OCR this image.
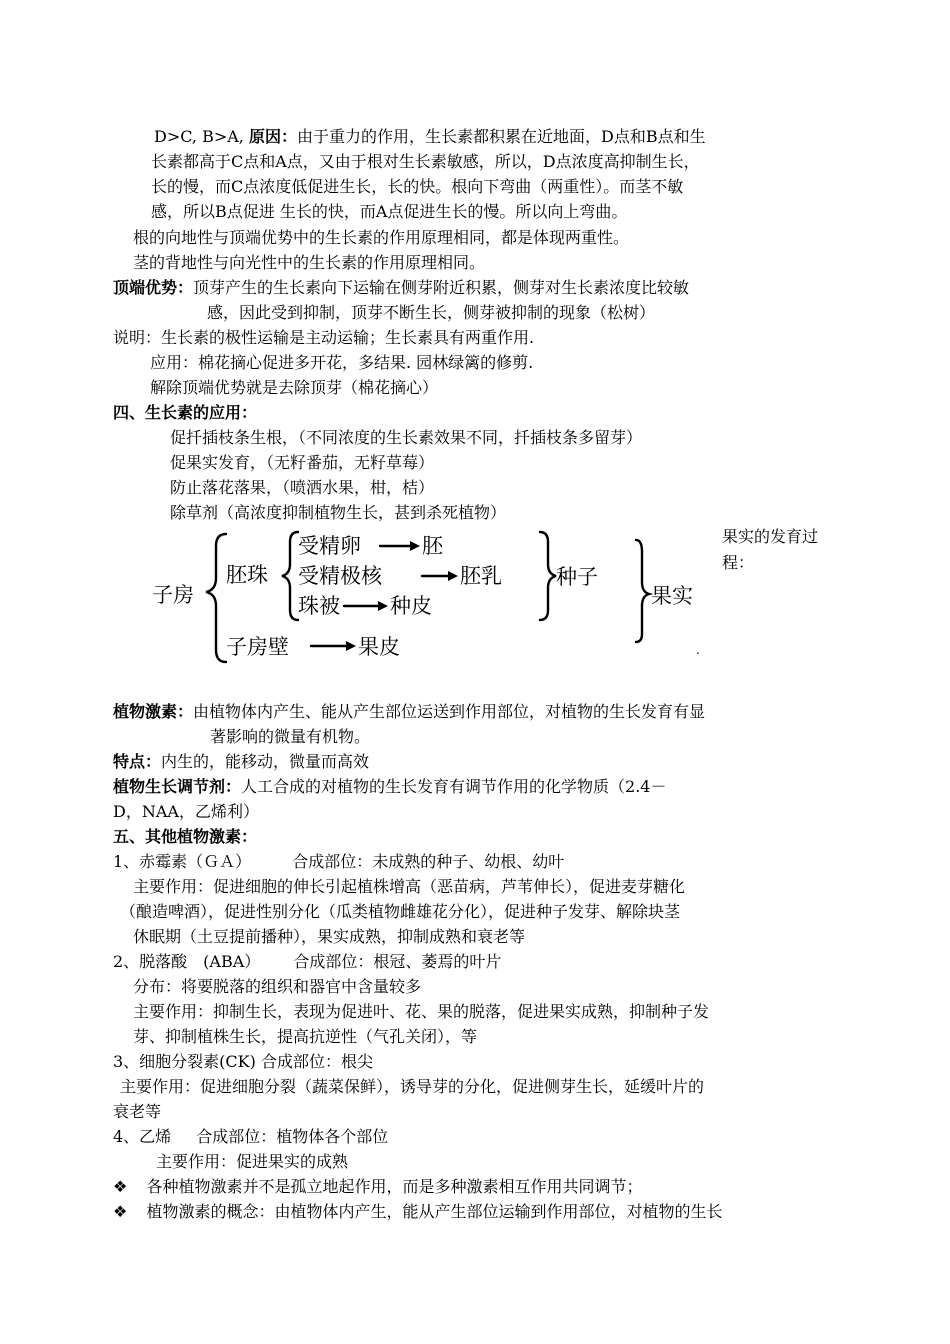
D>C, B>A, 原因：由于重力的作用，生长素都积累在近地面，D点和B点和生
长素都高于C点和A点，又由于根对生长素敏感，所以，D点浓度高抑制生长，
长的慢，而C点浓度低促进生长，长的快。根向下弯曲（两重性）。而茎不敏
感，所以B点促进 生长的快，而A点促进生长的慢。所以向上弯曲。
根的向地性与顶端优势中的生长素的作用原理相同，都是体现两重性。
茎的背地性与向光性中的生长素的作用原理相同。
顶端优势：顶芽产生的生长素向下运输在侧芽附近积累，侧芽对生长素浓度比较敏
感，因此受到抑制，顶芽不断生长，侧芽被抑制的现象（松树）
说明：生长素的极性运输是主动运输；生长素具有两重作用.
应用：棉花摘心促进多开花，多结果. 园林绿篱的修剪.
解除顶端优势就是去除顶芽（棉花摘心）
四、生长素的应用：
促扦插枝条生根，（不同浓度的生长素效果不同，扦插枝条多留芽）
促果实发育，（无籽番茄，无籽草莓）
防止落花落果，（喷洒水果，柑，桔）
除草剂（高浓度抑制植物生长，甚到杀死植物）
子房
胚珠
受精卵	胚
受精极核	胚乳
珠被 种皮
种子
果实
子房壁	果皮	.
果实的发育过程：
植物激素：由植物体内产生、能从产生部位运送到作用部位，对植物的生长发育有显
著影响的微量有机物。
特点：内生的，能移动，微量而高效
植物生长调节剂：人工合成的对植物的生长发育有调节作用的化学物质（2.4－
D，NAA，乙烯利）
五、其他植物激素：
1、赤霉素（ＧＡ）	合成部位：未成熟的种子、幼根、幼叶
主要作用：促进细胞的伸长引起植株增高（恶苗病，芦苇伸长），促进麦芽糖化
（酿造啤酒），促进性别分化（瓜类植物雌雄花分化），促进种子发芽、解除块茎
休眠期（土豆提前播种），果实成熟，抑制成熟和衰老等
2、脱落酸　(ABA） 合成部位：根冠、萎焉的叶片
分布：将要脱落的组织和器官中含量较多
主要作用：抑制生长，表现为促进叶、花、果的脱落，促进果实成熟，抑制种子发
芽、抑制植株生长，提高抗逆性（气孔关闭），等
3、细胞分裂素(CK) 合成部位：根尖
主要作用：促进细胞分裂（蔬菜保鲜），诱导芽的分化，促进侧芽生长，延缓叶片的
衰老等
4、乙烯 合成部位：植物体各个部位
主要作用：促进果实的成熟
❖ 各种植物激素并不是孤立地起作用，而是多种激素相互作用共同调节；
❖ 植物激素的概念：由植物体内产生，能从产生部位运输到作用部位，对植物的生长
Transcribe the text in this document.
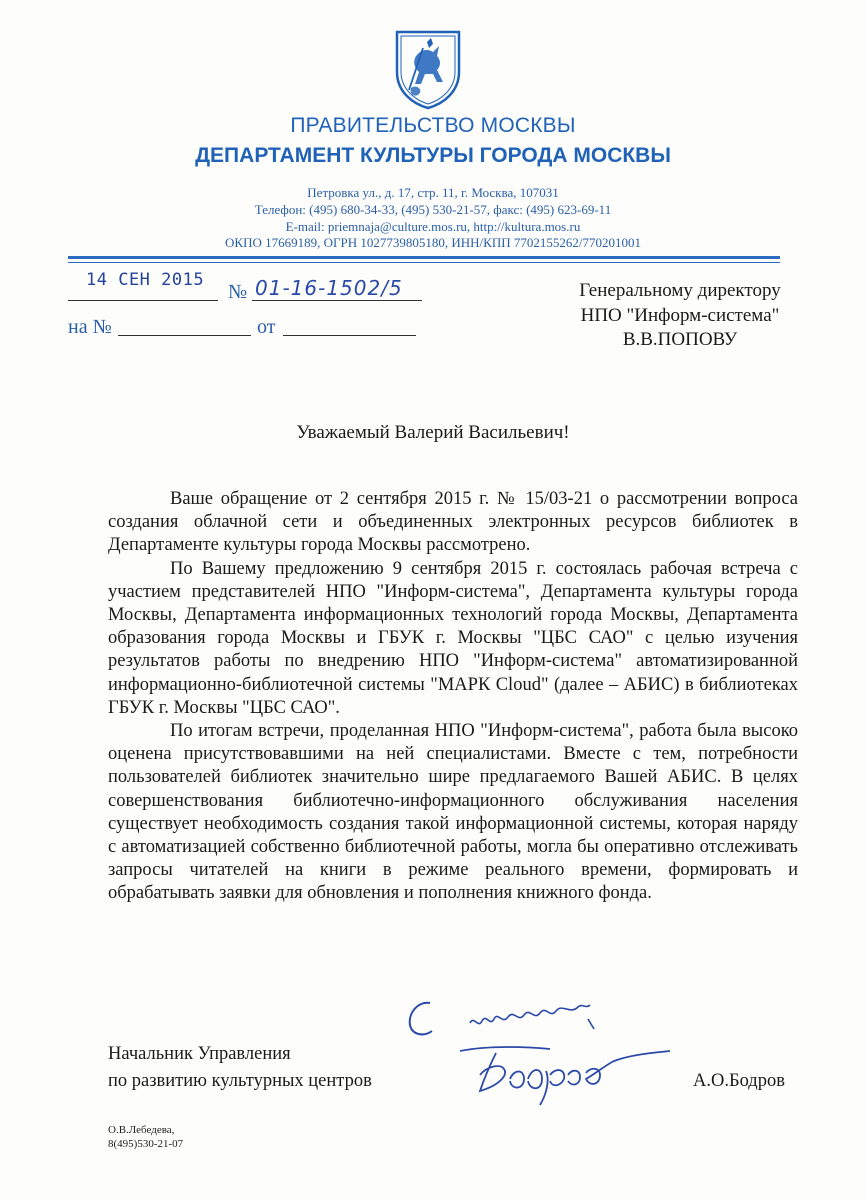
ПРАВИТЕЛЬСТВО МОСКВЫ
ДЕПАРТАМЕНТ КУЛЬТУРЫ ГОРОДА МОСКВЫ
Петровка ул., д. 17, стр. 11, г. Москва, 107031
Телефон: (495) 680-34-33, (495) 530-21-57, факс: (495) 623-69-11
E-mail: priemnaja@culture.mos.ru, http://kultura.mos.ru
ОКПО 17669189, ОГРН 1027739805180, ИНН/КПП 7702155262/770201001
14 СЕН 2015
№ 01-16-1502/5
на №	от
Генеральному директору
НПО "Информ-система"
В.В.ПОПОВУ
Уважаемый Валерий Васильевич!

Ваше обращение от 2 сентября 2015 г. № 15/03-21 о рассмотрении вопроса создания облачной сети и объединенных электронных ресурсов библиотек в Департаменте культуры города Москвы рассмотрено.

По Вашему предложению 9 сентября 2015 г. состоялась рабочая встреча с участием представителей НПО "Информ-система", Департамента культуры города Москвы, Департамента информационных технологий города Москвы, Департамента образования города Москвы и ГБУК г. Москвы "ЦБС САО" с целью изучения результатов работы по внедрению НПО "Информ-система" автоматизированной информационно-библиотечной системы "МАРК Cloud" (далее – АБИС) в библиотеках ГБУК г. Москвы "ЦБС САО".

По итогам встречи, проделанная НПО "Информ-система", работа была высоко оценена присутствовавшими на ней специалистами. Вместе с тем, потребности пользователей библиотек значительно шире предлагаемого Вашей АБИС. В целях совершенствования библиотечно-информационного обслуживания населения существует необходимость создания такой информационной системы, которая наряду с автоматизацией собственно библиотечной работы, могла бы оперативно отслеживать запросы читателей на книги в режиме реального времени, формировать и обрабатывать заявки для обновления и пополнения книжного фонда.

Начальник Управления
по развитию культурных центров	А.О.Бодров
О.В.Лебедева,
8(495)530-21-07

****************************************

## WHAT TO DO
Copy out every line of the listing that includes the string "主要作用".

## EXERCISE SOLUTION
主要作用：促进细胞的伸长引起植株增高（恶苗病，芦苇伸长），促进麦芽糖化
主要作用：抑制生长，表现为促进叶、花、果的脱落，促进果实成熟，抑制种子发
主要作用：促进细胞分裂（蔬菜保鲜），诱导芽的分化，促进侧芽生长，延缓叶片的
主要作用：促进果实的成熟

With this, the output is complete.